Reproduce the records below exactly as they appear.
#####
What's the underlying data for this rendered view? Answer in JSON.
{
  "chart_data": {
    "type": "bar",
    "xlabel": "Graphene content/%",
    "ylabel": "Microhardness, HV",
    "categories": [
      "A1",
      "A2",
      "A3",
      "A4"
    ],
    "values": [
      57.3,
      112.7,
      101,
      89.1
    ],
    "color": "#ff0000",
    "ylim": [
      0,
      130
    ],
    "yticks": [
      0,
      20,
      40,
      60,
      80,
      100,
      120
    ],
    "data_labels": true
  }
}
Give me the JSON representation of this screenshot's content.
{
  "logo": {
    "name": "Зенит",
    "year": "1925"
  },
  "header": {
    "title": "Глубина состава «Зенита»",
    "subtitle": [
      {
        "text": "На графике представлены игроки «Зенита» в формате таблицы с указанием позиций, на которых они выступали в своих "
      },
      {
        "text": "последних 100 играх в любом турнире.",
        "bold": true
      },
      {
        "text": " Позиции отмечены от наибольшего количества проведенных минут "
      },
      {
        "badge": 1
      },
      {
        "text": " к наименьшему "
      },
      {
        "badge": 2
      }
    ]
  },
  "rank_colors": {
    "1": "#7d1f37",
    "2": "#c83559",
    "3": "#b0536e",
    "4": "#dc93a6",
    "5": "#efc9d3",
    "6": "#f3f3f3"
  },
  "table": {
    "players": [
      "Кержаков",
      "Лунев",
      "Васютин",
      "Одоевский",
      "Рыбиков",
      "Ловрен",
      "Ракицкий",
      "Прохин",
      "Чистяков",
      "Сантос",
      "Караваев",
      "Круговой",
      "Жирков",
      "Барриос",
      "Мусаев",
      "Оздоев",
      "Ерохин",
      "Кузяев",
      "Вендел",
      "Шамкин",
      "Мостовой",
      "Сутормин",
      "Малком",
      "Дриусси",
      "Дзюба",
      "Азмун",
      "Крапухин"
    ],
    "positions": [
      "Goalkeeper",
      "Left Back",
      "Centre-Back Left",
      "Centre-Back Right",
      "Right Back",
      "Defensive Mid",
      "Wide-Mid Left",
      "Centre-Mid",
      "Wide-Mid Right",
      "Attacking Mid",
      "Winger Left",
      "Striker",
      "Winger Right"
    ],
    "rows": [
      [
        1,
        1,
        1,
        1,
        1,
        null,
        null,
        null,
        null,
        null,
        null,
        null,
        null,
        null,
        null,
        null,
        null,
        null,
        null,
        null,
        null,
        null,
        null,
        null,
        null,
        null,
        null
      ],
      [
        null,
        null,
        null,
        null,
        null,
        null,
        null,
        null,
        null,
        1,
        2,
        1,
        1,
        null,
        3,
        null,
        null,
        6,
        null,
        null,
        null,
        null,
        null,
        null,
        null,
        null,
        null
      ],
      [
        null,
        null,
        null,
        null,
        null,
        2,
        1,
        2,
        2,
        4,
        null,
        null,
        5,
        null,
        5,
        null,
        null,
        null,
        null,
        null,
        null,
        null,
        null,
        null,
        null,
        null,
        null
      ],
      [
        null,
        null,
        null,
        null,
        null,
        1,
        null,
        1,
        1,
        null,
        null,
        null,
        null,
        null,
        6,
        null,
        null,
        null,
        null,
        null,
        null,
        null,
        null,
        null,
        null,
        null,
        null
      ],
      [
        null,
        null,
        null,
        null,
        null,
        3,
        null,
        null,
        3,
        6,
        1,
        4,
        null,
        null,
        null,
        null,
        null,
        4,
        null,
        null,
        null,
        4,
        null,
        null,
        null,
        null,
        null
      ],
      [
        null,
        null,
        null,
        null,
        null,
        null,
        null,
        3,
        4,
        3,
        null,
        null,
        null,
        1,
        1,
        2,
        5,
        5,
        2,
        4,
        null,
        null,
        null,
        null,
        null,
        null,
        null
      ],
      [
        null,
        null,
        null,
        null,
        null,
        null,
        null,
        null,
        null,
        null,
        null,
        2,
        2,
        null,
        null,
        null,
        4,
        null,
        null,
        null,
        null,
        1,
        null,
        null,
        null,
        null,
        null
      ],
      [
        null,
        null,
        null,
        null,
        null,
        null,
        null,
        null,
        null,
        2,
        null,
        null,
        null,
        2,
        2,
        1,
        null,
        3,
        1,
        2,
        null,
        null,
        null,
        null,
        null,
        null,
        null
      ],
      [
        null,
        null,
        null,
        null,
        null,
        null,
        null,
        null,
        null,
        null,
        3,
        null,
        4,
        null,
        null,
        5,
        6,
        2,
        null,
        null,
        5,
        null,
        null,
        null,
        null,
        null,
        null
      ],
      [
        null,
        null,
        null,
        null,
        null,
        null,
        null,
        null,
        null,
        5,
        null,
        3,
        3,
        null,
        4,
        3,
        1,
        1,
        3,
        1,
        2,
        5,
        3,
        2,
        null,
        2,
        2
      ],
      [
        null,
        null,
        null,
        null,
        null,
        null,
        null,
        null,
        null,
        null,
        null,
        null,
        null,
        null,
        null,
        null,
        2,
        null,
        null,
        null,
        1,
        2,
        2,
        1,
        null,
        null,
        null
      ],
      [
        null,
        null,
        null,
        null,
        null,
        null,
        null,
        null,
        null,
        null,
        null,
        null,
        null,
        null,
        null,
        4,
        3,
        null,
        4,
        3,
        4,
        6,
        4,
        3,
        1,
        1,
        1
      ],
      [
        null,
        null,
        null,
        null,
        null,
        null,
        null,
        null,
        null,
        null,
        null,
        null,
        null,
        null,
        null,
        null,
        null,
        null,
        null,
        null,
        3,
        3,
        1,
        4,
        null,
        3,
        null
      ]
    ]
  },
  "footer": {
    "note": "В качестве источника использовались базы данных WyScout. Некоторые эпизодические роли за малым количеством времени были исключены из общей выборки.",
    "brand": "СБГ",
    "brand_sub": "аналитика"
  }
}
#####
*Complete response*.
What's the underlying data for this rendered view? Answer in JSON.
{
  "chart_data": {
    "type": "bar",
    "xlabel": "Graphene content/%",
    "ylabel": "Microhardness, HV",
    "categories": [
      "A1",
      "A2",
      "A3",
      "A4"
    ],
    "values": [
      57.3,
      112.7,
      101,
      89.1
    ],
    "color": "#ff0000",
    "ylim": [
      0,
      130
    ],
    "yticks": [
      0,
      20,
      40,
      60,
      80,
      100,
      120
    ],
    "data_labels": true
  }
}
Give me the JSON representation of this screenshot's content.
{
  "logo": {
    "name": "Зенит",
    "year": "1925"
  },
  "header": {
    "title": "Глубина состава «Зенита»",
    "subtitle": [
      {
        "text": "На графике представлены игроки «Зенита» в формате таблицы с указанием позиций, на которых они выступали в своих "
      },
      {
        "text": "последних 100 играх в любом турнире.",
        "bold": true
      },
      {
        "text": " Позиции отмечены от наибольшего количества проведенных минут "
      },
      {
        "badge": 1
      },
      {
        "text": " к наименьшему "
      },
      {
        "badge": 2
      }
    ]
  },
  "rank_colors": {
    "1": "#7d1f37",
    "2": "#c83559",
    "3": "#b0536e",
    "4": "#dc93a6",
    "5": "#efc9d3",
    "6": "#f3f3f3"
  },
  "table": {
    "players": [
      "Кержаков",
      "Лунев",
      "Васютин",
      "Одоевский",
      "Рыбиков",
      "Ловрен",
      "Ракицкий",
      "Прохин",
      "Чистяков",
      "Сантос",
      "Караваев",
      "Круговой",
      "Жирков",
      "Барриос",
      "Мусаев",
      "Оздоев",
      "Ерохин",
      "Кузяев",
      "Вендел",
      "Шамкин",
      "Мостовой",
      "Сутормин",
      "Малком",
      "Дриусси",
      "Дзюба",
      "Азмун",
      "Крапухин"
    ],
    "positions": [
      "Goalkeeper",
      "Left Back",
      "Centre-Back Left",
      "Centre-Back Right",
      "Right Back",
      "Defensive Mid",
      "Wide-Mid Left",
      "Centre-Mid",
      "Wide-Mid Right",
      "Attacking Mid",
      "Winger Left",
      "Striker",
      "Winger Right"
    ],
    "rows": [
      [
        1,
        1,
        1,
        1,
        1,
        null,
        null,
        null,
        null,
        null,
        null,
        null,
        null,
        null,
        null,
        null,
        null,
        null,
        null,
        null,
        null,
        null,
        null,
        null,
        null,
        null,
        null
      ],
      [
        null,
        null,
        null,
        null,
        null,
        null,
        null,
        null,
        null,
        1,
        2,
        1,
        1,
        null,
        3,
        null,
        null,
        6,
        null,
        null,
        null,
        null,
        null,
        null,
        null,
        null,
        null
      ],
      [
        null,
        null,
        null,
        null,
        null,
        2,
        1,
        2,
        2,
        4,
        null,
        null,
        5,
        null,
        5,
        null,
        null,
        null,
        null,
        null,
        null,
        null,
        null,
        null,
        null,
        null,
        null
      ],
      [
        null,
        null,
        null,
        null,
        null,
        1,
        null,
        1,
        1,
        null,
        null,
        null,
        null,
        null,
        6,
        null,
        null,
        null,
        null,
        null,
        null,
        null,
        null,
        null,
        null,
        null,
        null
      ],
      [
        null,
        null,
        null,
        null,
        null,
        3,
        null,
        null,
        3,
        6,
        1,
        4,
        null,
        null,
        null,
        null,
        null,
        4,
        null,
        null,
        null,
        4,
        null,
        null,
        null,
        null,
        null
      ],
      [
        null,
        null,
        null,
        null,
        null,
        null,
        null,
        3,
        4,
        3,
        null,
        null,
        null,
        1,
        1,
        2,
        5,
        5,
        2,
        4,
        null,
        null,
        null,
        null,
        null,
        null,
        null
      ],
      [
        null,
        null,
        null,
        null,
        null,
        null,
        null,
        null,
        null,
        null,
        null,
        2,
        2,
        null,
        null,
        null,
        4,
        null,
        null,
        null,
        null,
        1,
        null,
        null,
        null,
        null,
        null
      ],
      [
        null,
        null,
        null,
        null,
        null,
        null,
        null,
        null,
        null,
        2,
        null,
        null,
        null,
        2,
        2,
        1,
        null,
        3,
        1,
        2,
        null,
        null,
        null,
        null,
        null,
        null,
        null
      ],
      [
        null,
        null,
        null,
        null,
        null,
        null,
        null,
        null,
        null,
        null,
        3,
        null,
        4,
        null,
        null,
        5,
        6,
        2,
        null,
        null,
        5,
        null,
        null,
        null,
        null,
        null,
        null
      ],
      [
        null,
        null,
        null,
        null,
        null,
        null,
        null,
        null,
        null,
        5,
        null,
        3,
        3,
        null,
        4,
        3,
        1,
        1,
        3,
        1,
        2,
        5,
        3,
        2,
        null,
        2,
        2
      ],
      [
        null,
        null,
        null,
        null,
        null,
        null,
        null,
        null,
        null,
        null,
        null,
        null,
        null,
        null,
        null,
        null,
        2,
        null,
        null,
        null,
        1,
        2,
        2,
        1,
        null,
        null,
        null
      ],
      [
        null,
        null,
        null,
        null,
        null,
        null,
        null,
        null,
        null,
        null,
        null,
        null,
        null,
        null,
        null,
        4,
        3,
        null,
        4,
        3,
        4,
        6,
        4,
        3,
        1,
        1,
        1
      ],
      [
        null,
        null,
        null,
        null,
        null,
        null,
        null,
        null,
        null,
        null,
        null,
        null,
        null,
        null,
        null,
        null,
        null,
        null,
        null,
        null,
        3,
        3,
        1,
        4,
        null,
        3,
        null
      ]
    ]
  },
  "footer": {
    "note": "В качестве источника использовались базы данных WyScout. Некоторые эпизодические роли за малым количеством времени были исключены из общей выборки.",
    "brand": "СБГ",
    "brand_sub": "аналитика"
  }
}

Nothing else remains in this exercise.